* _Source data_
▬▬▬▬▬▬

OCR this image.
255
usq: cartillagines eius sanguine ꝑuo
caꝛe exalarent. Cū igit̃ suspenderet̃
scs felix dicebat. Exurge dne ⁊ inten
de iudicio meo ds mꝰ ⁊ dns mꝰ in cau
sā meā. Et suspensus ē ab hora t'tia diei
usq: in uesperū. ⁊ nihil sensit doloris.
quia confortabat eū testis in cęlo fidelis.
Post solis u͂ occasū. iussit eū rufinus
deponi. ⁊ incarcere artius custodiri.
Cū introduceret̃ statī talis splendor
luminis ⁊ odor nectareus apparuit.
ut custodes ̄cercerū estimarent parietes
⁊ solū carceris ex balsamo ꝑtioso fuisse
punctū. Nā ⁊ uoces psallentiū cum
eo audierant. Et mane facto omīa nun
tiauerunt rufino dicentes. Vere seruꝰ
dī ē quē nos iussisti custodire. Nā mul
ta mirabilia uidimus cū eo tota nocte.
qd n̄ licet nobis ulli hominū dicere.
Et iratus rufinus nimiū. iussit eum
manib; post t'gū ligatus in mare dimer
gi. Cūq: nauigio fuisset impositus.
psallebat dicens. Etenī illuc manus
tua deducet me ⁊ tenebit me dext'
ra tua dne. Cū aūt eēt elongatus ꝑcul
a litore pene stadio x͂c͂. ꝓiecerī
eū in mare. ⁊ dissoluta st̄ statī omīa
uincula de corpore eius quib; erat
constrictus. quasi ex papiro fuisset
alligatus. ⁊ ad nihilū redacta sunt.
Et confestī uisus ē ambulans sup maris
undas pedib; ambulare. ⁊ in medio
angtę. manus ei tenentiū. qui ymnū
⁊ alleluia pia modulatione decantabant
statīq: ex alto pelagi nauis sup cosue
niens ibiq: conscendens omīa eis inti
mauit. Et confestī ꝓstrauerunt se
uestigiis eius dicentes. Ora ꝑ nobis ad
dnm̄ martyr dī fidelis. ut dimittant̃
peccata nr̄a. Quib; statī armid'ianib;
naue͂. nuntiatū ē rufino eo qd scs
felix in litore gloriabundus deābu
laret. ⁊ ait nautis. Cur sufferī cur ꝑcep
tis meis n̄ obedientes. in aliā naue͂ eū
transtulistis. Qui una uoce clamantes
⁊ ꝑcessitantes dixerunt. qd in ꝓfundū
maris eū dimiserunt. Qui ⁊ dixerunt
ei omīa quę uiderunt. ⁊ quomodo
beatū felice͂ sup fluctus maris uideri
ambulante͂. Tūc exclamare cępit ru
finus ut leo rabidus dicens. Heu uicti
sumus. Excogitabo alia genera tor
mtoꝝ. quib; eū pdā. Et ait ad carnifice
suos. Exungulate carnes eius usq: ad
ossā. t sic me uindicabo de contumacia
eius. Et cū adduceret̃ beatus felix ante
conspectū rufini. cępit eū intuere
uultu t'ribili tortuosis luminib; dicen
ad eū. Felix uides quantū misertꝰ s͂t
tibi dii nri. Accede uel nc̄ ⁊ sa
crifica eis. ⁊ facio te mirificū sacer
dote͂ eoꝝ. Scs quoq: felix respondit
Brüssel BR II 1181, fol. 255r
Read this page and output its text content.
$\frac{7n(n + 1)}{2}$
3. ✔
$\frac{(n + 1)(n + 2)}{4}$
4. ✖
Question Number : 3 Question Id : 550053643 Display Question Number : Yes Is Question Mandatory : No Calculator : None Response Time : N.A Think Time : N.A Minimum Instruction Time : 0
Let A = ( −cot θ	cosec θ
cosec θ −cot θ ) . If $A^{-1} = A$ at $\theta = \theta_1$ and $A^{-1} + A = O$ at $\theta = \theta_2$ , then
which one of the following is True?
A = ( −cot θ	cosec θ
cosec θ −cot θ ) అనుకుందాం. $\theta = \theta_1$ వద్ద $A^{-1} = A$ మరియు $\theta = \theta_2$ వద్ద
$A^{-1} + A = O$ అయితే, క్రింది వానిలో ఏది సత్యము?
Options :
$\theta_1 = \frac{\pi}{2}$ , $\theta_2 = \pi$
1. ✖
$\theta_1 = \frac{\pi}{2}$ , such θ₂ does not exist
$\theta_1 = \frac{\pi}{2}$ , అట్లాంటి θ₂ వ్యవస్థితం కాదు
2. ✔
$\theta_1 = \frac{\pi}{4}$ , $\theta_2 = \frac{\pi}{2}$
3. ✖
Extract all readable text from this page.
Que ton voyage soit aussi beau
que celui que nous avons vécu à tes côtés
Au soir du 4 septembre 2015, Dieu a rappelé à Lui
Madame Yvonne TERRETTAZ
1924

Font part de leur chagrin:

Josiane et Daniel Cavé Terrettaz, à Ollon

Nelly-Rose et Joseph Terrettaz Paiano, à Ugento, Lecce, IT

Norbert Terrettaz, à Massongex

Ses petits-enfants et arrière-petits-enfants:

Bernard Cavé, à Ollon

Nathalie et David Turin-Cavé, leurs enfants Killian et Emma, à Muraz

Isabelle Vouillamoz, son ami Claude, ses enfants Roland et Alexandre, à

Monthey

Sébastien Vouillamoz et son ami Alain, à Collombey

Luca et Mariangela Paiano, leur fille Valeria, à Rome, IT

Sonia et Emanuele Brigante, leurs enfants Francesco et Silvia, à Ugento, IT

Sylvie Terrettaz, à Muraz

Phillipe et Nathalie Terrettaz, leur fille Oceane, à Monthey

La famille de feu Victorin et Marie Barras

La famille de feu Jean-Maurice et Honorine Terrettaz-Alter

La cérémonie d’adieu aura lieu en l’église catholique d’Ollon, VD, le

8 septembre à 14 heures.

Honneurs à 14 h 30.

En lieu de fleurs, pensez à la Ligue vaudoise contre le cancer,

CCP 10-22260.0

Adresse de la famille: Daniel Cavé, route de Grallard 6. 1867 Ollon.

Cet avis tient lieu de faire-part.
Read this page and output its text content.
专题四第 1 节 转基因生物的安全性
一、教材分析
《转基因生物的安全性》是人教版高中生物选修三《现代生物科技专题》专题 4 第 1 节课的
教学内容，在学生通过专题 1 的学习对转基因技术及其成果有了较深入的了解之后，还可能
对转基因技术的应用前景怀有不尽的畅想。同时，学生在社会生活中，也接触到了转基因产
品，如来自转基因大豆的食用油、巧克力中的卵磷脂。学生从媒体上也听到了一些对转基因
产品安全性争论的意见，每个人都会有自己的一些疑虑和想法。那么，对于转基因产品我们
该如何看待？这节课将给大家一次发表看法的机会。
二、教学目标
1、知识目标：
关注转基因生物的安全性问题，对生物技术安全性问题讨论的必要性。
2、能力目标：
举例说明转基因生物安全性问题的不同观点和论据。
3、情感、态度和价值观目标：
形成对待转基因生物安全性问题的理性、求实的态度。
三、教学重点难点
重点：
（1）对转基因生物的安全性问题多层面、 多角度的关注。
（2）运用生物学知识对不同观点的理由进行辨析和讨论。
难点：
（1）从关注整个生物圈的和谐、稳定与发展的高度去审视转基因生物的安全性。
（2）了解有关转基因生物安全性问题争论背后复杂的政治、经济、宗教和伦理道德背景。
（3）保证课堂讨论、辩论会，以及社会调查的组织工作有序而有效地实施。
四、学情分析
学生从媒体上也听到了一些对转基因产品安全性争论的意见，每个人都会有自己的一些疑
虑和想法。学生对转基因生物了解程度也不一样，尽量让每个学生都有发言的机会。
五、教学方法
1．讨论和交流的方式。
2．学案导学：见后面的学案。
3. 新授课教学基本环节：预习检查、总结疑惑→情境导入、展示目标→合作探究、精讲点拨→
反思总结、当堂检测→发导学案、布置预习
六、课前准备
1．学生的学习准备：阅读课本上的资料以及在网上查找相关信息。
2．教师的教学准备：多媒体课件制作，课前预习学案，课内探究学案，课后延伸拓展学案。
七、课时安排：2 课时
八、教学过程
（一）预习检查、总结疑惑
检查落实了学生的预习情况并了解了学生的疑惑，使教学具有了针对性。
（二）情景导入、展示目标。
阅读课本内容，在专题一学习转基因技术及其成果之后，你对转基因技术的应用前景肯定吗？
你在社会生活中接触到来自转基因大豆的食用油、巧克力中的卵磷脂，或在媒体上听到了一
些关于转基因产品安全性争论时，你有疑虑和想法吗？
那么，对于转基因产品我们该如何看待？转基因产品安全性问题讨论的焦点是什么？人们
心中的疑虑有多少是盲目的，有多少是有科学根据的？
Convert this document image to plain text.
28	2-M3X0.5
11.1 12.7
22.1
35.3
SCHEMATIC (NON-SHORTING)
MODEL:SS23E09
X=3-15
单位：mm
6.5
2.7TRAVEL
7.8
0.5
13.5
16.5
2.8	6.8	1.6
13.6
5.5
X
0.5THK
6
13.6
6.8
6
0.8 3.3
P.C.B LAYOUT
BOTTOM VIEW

▬▬▬▬▬▬

* _Problem requirements_
How many lines in the records above contain the word "famille"? Reply with the number and nothing more.

* _Solution_
3